▸ **WHAT TO PRODUCE**
What is needed is a word-for-word restatement of all the entries.

(Records from a collection)
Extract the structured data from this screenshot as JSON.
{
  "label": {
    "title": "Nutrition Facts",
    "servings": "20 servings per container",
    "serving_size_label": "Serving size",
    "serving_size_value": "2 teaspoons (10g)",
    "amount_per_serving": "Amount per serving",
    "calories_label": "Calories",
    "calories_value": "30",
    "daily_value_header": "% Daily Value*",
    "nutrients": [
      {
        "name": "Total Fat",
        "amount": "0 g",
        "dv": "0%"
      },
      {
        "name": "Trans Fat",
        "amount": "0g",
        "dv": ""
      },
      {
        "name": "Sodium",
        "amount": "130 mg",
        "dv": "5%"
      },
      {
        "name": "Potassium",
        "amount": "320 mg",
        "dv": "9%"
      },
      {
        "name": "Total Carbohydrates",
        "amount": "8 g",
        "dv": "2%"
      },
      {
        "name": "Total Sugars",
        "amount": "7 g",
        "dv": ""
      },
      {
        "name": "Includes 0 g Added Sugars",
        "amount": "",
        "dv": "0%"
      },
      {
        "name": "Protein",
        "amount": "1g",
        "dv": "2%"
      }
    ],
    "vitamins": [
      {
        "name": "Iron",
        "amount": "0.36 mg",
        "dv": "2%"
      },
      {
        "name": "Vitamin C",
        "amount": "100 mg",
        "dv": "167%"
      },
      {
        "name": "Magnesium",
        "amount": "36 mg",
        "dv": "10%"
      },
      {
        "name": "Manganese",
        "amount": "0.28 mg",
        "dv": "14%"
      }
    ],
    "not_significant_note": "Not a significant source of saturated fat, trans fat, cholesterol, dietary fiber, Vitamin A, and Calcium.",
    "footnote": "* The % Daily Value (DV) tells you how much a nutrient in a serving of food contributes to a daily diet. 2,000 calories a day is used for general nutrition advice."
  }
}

▸ **ANSWER TO THIS PROBLEM**
Extract the structured data from this screenshot as JSON.
{
  "label": {
    "title": "Nutrition Facts",
    "servings": "20 servings per container",
    "serving_size_label": "Serving size",
    "serving_size_value": "2 teaspoons (10g)",
    "amount_per_serving": "Amount per serving",
    "calories_label": "Calories",
    "calories_value": "30",
    "daily_value_header": "% Daily Value*",
    "nutrients": [
      {
        "name": "Total Fat",
        "amount": "0 g",
        "dv": "0%"
      },
      {
        "name": "Trans Fat",
        "amount": "0g",
        "dv": ""
      },
      {
        "name": "Sodium",
        "amount": "130 mg",
        "dv": "5%"
      },
      {
        "name": "Potassium",
        "amount": "320 mg",
        "dv": "9%"
      },
      {
        "name": "Total Carbohydrates",
        "amount": "8 g",
        "dv": "2%"
      },
      {
        "name": "Total Sugars",
        "amount": "7 g",
        "dv": ""
      },
      {
        "name": "Includes 0 g Added Sugars",
        "amount": "",
        "dv": "0%"
      },
      {
        "name": "Protein",
        "amount": "1g",
        "dv": "2%"
      }
    ],
    "vitamins": [
      {
        "name": "Iron",
        "amount": "0.36 mg",
        "dv": "2%"
      },
      {
        "name": "Vitamin C",
        "amount": "100 mg",
        "dv": "167%"
      },
      {
        "name": "Magnesium",
        "amount": "36 mg",
        "dv": "10%"
      },
      {
        "name": "Manganese",
        "amount": "0.28 mg",
        "dv": "14%"
      }
    ],
    "not_significant_note": "Not a significant source of saturated fat, trans fat, cholesterol, dietary fiber, Vitamin A, and Calcium.",
    "footnote": "* The % Daily Value (DV) tells you how much a nutrient in a serving of food contributes to a daily diet. 2,000 calories a day is used for general nutrition advice."
  }
}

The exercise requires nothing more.